## start
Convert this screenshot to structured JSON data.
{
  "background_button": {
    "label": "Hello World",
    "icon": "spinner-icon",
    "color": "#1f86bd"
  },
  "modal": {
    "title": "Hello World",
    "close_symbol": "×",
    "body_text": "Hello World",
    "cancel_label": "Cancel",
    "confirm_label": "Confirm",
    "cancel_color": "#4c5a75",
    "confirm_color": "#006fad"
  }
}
## end
## start
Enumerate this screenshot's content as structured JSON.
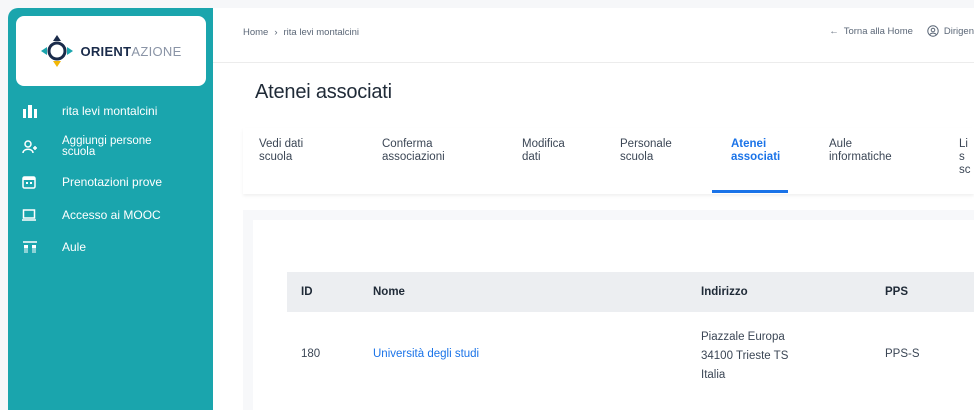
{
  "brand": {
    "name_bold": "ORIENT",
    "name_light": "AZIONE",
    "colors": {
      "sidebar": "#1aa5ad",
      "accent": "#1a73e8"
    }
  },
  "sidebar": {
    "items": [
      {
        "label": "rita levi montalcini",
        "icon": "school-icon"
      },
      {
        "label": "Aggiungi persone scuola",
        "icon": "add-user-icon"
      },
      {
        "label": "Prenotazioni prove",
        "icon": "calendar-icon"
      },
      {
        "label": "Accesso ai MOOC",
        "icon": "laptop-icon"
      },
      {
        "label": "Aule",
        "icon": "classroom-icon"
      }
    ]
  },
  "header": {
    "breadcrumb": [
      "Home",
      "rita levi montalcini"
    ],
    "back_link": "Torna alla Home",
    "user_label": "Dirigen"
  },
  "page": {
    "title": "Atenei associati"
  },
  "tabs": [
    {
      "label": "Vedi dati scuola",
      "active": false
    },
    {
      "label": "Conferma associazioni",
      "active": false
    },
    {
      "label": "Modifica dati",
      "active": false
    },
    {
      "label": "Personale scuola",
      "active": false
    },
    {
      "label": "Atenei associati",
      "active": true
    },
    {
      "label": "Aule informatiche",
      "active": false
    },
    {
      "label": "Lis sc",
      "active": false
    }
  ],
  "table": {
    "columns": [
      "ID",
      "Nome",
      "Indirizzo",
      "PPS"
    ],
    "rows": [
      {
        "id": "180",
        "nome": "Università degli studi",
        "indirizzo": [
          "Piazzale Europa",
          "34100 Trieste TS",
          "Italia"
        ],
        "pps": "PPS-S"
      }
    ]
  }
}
## end
_REQUIRED TASK_
Find every line that has "Aule" in it, then return those lines.

_CORRECT RESPONSE_
        "label": "Aule",
      "label": "Aule informatiche",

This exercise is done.